▸ **Exercise set**:
A. In the passage on the Black History Month student social, condense the paragraph that begins "In a national climate" into a shorter version that keeps its main facts.
B. From the passage on the Black History Month student social, reproduce word for word the stretch from "The tone was" to "popular culture worldwide.".

▸ **Passage to read**:
- - - -

Hosted by South Washington County Schools, the first-of-its-kind Black History Month High School Student Social brought together students from East Ridge, Park High School, Woodbury High School, South Washington Alternative High School and participants in Washington County’s Next Step and Pathways transition programs.
The tone was celebratory, but the structure was deliberate.
In a national climate where diversity, equity and inclusion initiatives face scrutiny and, in some regions, retrenchment, South Washington County Schools designed a half-day experience centered on affirmation, leadership development and professional exposure. The result was less a traditional assembly and more a student-centered convening rooted in culture, creativity and connection.

The social ran from 9 a.m. to 1:30 p.m. and moved in rotations: breakout sessions, dance workshops, creative labs and networking spaces.
Students wrote and recorded lyrics in a collaborative songwriting workshop, producing an original track slated for future publication. In another room, they learned Afrobeats choreography, tracing contemporary global rhythms back to West African musical traditions that have reshaped popular culture worldwide.

- - - -

▸ **Recorded information**:
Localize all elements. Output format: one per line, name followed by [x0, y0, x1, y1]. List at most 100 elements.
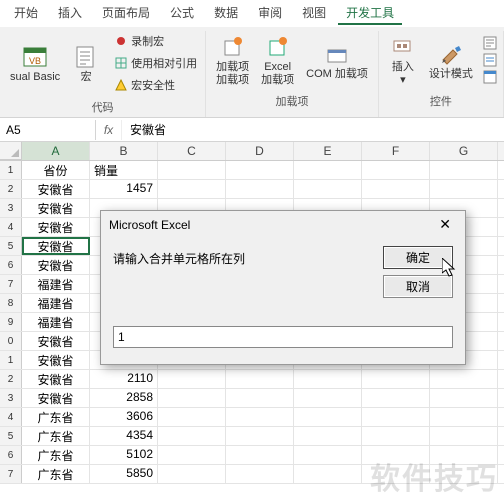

- - - -

▸ **Outputs by task**:
A. Amid national scrutiny of diversity, equity and inclusion efforts, South Washington County Schools built a half-day event focused on affirmation, leadership development and professional exposure. It became a student-centered gathering based on culture, creativity and connection rather than a typical assembly.

B.
The tone was celebratory, but the structure was deliberate.
In a national climate where diversity, equity and inclusion initiatives face scrutiny and, in some regions, retrenchment, South Washington County Schools designed a half-day experience centered on affirmation, leadership development and professional exposure. The result was less a traditional assembly and more a student-centered convening rooted in culture, creativity and connection.

The social ran from 9 a.m. to 1:30 p.m. and moved in rotations: breakout sessions, dance workshops, creative labs and networking spaces.
Students wrote and recorded lyrics in a collaborative songwriting workshop, producing an original track slated for future publication. In another room, they learned Afrobeats choreography, tracing contemporary global rhythms back to West African musical traditions that have reshaped popular culture worldwide.